◆ Study text:
Blocking Freedom Marcher/Viva Palestina Aid to Gaza – by Stephen Lendman
Since Israel isolated Gaza under siege in mid-2007, it’s blocked essential humanitarian aid from entering, including:
— on December 1, 2008, when its warships stopped a Libyan cargo vessel several kilometers from Gaza, ordering it back to El-Arish, Egypt or be attacked; it was carrying 1,200 tons of rice, 750 tons of milk, 500 tons of oil, 500 tons of flour, and 100 tons of medicines;
— on December 15, 2008 when the Spirit of Humanity carrying five tons of aid and 21 passengers, including three volunteer surgeons, was intercepted at sea, 100 miles from Gaza, and warned to turn back to Larnaca, Cyprus or be assaulted; and
— on June 30, 2009, the Free Gaza Movement’s Spirit of Humanity was intercepted and boarded 23 miles off Gaza’s coast; its aid cargo and 21 human rights activists were seized, including Nobel laureate Mairead Maguire and former Congresswoman Cynthia McKinney; they were threatened and forcibly taken to Israel’s southern port of Ashdod, held incommunicado under horrific conditions one passenger described as a “horror movie….in a warehouse, where we slept on a cockroach-infested cement floor as armed soldiers” stood guard; all their personal possessions were confiscated, and a day later two of them were taken to Ashdod’s central bus station with no money or belongings; the others were arrested and treated like criminals.
Cynthia McKinney described her ordeal as prisoner number 88794 at Ramle prison, known as one of Israel’s harshest – a former British police station, overcrowded, “stinking,” many inside with no bed, everyone confined to tiny areas, some in isolation with no sunlight, and a series of dungeons six feet long, three feet wide, and six feet high that are dark, filthy, unbearable to be in, and those inside are stripped naked, beaten, unable to shower, given a thin coverall, and allowed to use the toilet once a day only.
McKinney had a suitcase with crayons for children. Others had medical and building supplies. Authorities tried to get her to confess to a crime. She refused so was treated harshly. She called Ramle:
“incredibly black: populated mostly by Ethiopians who also had a dream,” were en route to Israel for it, yet were denied and then imprisoned. She and 14 others were held in a 7 by 7 meter cell in Israel’s summer heat, searched twice daily, but said it’s nothing to how Palestinians are treated.

◆ Work order:
Reproduce the Gaza aid article from "Cynthia McKinney described" up to and including "a day only.", swapping "dungeons" for "cells".

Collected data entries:
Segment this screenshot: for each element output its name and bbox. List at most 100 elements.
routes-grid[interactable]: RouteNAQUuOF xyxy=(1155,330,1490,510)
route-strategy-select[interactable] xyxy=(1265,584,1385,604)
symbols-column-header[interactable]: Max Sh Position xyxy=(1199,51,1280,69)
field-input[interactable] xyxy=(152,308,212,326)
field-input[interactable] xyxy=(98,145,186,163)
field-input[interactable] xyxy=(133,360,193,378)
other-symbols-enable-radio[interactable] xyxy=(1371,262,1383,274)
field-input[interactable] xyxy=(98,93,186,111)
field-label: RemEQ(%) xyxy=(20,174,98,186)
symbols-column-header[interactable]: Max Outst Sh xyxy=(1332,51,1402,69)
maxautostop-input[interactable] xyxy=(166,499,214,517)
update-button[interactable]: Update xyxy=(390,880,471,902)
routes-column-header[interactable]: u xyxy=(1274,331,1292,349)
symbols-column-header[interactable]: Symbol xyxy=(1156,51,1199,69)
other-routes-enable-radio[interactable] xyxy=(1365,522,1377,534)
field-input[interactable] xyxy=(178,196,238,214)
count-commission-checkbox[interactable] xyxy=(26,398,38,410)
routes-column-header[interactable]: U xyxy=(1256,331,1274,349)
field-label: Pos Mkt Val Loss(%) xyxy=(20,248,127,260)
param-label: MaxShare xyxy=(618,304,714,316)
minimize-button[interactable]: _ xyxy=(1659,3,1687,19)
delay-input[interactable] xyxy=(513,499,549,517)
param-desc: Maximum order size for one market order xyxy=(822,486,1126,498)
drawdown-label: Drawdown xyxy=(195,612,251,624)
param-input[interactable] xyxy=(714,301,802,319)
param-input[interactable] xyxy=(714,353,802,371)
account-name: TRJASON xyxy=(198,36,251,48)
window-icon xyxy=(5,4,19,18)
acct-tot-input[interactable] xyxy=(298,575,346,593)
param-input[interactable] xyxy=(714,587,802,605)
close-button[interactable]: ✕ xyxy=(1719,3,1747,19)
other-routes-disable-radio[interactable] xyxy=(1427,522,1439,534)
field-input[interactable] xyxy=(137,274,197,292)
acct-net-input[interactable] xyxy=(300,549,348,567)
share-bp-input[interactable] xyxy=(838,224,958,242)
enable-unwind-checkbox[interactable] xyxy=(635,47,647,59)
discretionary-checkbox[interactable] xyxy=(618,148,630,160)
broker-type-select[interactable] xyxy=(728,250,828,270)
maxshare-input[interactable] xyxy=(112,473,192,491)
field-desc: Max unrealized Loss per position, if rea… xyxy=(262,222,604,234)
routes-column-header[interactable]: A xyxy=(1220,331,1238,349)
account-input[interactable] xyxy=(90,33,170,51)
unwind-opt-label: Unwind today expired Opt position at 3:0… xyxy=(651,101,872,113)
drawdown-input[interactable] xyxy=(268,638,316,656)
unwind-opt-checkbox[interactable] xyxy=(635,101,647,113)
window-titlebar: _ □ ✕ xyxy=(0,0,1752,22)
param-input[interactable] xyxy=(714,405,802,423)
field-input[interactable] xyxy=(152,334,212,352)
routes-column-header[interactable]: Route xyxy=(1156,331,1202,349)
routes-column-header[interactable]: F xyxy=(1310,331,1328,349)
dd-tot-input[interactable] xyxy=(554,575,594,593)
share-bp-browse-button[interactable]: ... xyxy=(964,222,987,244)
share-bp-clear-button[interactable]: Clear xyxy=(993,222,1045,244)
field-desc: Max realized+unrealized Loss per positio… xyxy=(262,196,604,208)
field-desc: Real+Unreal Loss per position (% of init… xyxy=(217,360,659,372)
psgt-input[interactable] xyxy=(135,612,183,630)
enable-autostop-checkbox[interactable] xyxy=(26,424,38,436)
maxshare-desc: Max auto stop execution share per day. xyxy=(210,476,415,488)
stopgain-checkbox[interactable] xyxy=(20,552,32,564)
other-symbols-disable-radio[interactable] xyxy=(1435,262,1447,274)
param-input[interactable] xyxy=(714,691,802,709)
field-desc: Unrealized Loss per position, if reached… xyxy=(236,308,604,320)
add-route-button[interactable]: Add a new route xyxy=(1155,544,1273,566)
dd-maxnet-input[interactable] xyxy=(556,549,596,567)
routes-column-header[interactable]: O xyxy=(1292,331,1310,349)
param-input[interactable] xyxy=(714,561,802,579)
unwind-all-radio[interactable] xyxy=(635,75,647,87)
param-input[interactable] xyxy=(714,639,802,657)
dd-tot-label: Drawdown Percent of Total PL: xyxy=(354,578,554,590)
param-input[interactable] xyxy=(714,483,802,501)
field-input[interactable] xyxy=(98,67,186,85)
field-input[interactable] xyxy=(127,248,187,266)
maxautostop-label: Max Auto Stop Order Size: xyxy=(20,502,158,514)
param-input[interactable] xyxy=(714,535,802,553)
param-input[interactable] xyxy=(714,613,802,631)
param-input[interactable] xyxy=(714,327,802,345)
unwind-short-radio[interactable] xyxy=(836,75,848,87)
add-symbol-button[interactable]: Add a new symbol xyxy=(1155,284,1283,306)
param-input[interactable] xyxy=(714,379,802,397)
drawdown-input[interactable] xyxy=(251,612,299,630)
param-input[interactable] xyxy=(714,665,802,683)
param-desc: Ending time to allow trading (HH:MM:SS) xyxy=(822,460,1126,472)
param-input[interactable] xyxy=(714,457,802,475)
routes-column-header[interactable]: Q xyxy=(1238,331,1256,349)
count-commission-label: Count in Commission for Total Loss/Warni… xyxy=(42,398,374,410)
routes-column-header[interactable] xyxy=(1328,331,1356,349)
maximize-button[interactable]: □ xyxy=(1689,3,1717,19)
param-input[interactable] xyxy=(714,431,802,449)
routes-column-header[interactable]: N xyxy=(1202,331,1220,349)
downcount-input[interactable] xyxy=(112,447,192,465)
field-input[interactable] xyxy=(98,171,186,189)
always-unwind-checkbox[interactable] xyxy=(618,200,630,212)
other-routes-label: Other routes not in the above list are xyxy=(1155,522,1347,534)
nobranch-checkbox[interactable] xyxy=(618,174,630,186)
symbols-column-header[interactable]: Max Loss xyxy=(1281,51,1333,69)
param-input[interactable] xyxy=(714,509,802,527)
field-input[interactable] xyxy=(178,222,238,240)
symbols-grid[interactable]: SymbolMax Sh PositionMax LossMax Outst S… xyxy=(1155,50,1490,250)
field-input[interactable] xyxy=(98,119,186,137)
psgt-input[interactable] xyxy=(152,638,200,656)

◆ Finished task:
Cynthia McKinney described her ordeal as prisoner number 88794 at Ramle prison, known as one of Israel’s harshest – a former British police station, overcrowded, “stinking,” many inside with no bed, everyone confined to tiny areas, some in isolation with no sunlight, and a series of cells six feet long, three feet wide, and six feet high that are dark, filthy, unbearable to be in, and those inside are stripped naked, beaten, unable to shower, given a thin coverall, and allowed to use the toilet once a day only.